EXERCISE AIM
Look for "территорий" in each line of the entries, and return the matching lines.

Recorded data:
____

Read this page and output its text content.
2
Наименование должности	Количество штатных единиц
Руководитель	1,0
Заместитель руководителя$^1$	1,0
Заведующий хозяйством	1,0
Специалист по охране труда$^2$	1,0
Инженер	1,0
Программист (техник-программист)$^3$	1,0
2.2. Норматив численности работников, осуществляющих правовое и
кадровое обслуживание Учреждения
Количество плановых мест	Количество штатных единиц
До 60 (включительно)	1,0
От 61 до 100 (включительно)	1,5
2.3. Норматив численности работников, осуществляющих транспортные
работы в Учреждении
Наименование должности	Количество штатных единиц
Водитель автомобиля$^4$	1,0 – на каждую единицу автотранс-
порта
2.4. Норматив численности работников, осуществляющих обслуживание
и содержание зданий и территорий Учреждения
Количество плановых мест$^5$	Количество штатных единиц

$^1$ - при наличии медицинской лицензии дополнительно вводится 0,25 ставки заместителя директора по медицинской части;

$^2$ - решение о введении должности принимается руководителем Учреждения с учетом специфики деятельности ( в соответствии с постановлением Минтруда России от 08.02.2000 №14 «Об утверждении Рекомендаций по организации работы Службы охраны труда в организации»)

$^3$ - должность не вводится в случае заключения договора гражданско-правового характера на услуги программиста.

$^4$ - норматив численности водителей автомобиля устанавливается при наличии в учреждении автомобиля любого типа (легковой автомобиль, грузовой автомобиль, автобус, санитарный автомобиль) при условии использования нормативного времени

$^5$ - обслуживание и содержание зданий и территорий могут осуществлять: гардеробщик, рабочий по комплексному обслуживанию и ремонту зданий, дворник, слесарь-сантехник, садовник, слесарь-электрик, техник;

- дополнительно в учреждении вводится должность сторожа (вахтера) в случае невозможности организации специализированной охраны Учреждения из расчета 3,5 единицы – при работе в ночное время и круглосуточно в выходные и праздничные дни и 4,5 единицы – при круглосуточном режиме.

____

CORRECT OUTPUT
и содержание зданий и территорий Учреждения
$^5$ - обслуживание и содержание зданий и территорий могут осуществлять: гардеробщик, рабочий по комплексному обслуживанию и ремонту зданий, дворник, слесарь-сантехник, садовник, слесарь-электрик, техник;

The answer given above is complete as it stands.